Supplied passage:
**********

Ukrainian-American fashion designer

Maryna Olehivna Asauliuk (Note: Марина Олегівна Асаулюк) (born October 18, 1980) is a fashion designer, stylist and art director.

== Biography ==
She was born into the family of entrepreneur Oleg Syngayevskyi and trade manager Hanna Khramchenko. She graduated from Secondary School No. 16 and, in 1998–2003, studied at the Faculty of Law of the Kyiv University of Culture.

After graduating, she worked as a legal assistant in a law firm but soon realized that her true calling lay not in the legal field but in art. She continued her education at Kyiv National University of Technologies and Design, after which she opened her own atelier, MOA Fashion.

She also worked for the music television channel M1, focusing on set decoration.

== Career ==
Maryna Asauliuk is the creator of the most famous Ukrainian haute couture dress, made from thousands of ears of wheat. In this dress Hanna Poslavska, third vice-Miss Universe, represented Ukraine on the Miss Universe 2010 contest.

**********

What needs to be done: Carry on the biography of fashion designer Maryna Asauliuk from the point where it stops.

Stored data entries
**********

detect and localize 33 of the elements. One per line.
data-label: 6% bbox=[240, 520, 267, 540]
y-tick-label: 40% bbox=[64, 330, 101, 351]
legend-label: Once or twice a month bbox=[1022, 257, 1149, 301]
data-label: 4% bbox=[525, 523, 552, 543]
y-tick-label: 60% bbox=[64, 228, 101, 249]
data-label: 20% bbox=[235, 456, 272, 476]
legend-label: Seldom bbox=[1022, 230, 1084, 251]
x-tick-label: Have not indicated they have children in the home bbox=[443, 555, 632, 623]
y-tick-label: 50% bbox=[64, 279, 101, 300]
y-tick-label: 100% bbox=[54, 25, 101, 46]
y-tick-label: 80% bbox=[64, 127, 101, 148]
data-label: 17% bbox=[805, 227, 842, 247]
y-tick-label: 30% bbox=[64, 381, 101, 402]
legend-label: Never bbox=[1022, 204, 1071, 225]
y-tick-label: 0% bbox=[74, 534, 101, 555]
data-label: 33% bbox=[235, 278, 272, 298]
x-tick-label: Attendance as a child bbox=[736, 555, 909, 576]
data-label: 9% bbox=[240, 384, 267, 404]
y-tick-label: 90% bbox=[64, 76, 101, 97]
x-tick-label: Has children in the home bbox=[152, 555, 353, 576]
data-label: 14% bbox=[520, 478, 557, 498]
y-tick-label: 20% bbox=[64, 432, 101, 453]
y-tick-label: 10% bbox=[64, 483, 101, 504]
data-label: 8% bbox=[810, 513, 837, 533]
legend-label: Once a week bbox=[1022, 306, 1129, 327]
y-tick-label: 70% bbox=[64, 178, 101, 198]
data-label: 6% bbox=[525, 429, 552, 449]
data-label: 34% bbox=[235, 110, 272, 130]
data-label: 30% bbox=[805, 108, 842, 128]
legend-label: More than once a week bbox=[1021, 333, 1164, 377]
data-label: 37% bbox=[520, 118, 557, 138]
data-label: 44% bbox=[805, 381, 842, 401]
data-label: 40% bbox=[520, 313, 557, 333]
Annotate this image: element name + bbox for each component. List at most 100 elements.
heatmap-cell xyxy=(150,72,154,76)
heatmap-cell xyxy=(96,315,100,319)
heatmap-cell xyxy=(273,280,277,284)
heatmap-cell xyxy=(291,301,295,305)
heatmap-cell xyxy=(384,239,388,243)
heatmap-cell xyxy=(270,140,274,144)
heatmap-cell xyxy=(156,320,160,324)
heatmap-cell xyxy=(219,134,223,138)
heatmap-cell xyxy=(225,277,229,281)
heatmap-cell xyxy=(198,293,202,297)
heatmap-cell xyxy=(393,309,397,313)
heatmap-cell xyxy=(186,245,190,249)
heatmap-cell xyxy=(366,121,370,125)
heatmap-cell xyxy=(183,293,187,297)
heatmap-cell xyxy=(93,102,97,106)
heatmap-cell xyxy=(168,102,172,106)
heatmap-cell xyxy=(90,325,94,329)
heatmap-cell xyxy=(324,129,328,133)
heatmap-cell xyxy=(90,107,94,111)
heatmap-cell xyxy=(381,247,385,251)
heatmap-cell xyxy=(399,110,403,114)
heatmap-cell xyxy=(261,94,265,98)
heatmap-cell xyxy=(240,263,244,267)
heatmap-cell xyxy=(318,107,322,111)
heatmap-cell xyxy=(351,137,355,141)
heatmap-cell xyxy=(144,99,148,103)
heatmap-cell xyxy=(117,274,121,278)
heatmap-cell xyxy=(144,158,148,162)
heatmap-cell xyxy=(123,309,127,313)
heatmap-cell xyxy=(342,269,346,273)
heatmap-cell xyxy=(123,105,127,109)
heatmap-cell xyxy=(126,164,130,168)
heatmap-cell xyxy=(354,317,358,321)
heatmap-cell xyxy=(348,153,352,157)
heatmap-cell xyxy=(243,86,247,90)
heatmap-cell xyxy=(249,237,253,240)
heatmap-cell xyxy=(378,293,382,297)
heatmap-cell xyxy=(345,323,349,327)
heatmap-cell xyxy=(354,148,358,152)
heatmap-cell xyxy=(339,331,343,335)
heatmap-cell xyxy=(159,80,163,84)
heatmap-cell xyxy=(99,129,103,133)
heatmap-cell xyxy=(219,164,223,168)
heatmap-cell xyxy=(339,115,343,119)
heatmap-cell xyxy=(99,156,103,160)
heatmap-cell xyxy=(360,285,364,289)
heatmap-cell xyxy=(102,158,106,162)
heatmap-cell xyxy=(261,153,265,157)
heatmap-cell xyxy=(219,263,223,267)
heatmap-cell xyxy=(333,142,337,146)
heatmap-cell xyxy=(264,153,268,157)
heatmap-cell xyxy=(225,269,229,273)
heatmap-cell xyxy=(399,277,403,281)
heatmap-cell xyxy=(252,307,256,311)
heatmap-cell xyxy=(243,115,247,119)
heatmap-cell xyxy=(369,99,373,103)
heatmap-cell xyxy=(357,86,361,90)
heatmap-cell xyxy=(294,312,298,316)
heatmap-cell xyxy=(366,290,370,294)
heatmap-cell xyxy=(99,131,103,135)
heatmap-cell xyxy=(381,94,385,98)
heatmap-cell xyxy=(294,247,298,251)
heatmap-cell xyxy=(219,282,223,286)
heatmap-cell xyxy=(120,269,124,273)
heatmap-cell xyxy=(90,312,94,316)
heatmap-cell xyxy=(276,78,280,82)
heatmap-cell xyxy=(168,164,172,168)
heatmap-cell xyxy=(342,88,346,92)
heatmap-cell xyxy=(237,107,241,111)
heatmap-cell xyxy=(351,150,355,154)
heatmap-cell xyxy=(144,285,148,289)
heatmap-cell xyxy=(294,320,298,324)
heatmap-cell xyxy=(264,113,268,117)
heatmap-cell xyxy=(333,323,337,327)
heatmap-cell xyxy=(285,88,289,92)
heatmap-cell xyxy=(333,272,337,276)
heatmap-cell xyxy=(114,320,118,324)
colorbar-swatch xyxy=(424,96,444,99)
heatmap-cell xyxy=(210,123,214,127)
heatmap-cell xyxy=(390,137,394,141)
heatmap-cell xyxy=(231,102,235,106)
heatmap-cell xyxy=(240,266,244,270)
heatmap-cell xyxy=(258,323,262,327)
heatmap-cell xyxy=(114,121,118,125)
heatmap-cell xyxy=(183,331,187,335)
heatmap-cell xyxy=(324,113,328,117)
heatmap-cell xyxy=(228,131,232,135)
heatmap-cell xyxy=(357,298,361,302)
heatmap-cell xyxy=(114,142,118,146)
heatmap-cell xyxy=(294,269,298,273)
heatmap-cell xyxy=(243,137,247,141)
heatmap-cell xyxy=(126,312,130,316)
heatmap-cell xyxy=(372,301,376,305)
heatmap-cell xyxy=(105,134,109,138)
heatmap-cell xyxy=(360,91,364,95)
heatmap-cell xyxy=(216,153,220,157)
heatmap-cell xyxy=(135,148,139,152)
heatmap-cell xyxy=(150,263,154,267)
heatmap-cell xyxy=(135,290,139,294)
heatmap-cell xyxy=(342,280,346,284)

**********

Reply to the task:
Formerly worked under the brand Moafashion, which produced an annual fashion calendar where Ukrainian, and European show business stars used to be as cloth demonstrators: Jamala, Kelly Joyce, Sergei Lazarev, Oleksandr Ponomariov, Andrii Kuzmenko, Olha Horbachiova, Philipp Kirkorov, Lama, Dasha Astafieva, Natalia Mohilevska, Potap, Nastya Kamenskykh, Ani Lorak, Olena Hrebeniuk, Asia Akhat, Loboda, Mika Newton, Lilia Podkopayeva, Nikolai Baskov, Yurii Nikitin, Viktor Pavlik, Anastasiia Prykhodko, Vladyslav Yama, Olha Sumska, Viktor Broniuk, Tina Karol, Albina Dzhanabaeva, Ostap Stupka, Oleh Lisohor and Timur Rodriguez.

In 2006, opera singer Olha Hrebeniuk in a dress by Maryna Asauliuk, won the "Eurovideo Grand Prix 2006"; the finale was held in the capital of Albania Tirana.

In 2007 Maryna Asauliuk represented three of her collections live at once under her own own-organized event KYIV MOA KYIV, that were dedicated to the 1525th anniversary of Kyiv, Maryna's hometown.

In 2009 popular by that time, girl-band Real O dedicated to Maryna Asauliuk their music video called "Platye" (English: Dress).

Maryna Asauliuk is the author of the transparent little black dress for the 55th Anniversary Playmate Dasha Astafieva on a 55th anniversary of Playboy party.

Since 2011, she has released a collection, "Українцем бути модно" (from ukr. It is stylish to be Ukrainian) in which she actively uses elements of Ukrainian folk, folk art and graphical design of Cossacks from the artist Oleksii Chebykin. Shirts from Maryna Asauliuk with original Cossack images were a hit of the season in Ukraine. Pirated copies can still be found selling in Kyiv and various markets across Ukraine.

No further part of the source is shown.